═══ Raw records ═══

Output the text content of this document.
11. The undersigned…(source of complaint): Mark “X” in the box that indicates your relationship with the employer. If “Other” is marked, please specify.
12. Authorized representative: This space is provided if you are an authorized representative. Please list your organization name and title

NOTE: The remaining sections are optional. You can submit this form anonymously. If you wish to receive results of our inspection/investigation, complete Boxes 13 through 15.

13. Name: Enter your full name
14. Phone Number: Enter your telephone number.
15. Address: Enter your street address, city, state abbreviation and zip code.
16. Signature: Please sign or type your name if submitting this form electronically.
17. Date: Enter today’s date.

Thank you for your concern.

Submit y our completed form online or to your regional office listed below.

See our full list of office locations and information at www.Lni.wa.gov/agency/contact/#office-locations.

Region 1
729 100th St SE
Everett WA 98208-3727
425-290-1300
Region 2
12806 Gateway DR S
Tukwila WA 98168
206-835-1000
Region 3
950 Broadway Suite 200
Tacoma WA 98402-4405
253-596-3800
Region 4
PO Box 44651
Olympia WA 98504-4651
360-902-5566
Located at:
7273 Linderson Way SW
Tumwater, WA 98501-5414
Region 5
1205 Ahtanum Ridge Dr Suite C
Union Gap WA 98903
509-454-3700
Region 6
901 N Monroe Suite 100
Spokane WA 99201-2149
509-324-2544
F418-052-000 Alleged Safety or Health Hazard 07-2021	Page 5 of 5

═══

● Written task: Transcribe each record exactly. Leave nothing out.

● Reply:
Output the text content of this document.
11. The undersigned…(source of complaint): Mark “X” in the box that indicates your relationship with the employer. If “Other” is marked, please specify.
12. Authorized representative: This space is provided if you are an authorized representative. Please list your organization name and title

NOTE: The remaining sections are optional. You can submit this form anonymously. If you wish to receive results of our inspection/investigation, complete Boxes 13 through 15.

13. Name: Enter your full name
14. Phone Number: Enter your telephone number.
15. Address: Enter your street address, city, state abbreviation and zip code.
16. Signature: Please sign or type your name if submitting this form electronically.
17. Date: Enter today’s date.

Thank you for your concern.

Submit y our completed form online or to your regional office listed below.

See our full list of office locations and information at www.Lni.wa.gov/agency/contact/#office-locations.

Region 1
729 100th St SE
Everett WA 98208-3727
425-290-1300
Region 2
12806 Gateway DR S
Tukwila WA 98168
206-835-1000
Region 3
950 Broadway Suite 200
Tacoma WA 98402-4405
253-596-3800
Region 4
PO Box 44651
Olympia WA 98504-4651
360-902-5566
Located at:
7273 Linderson Way SW
Tumwater, WA 98501-5414
Region 5
1205 Ahtanum Ridge Dr Suite C
Union Gap WA 98903
509-454-3700
Region 6
901 N Monroe Suite 100
Spokane WA 99201-2149
509-324-2544
F418-052-000 Alleged Safety or Health Hazard 07-2021	Page 5 of 5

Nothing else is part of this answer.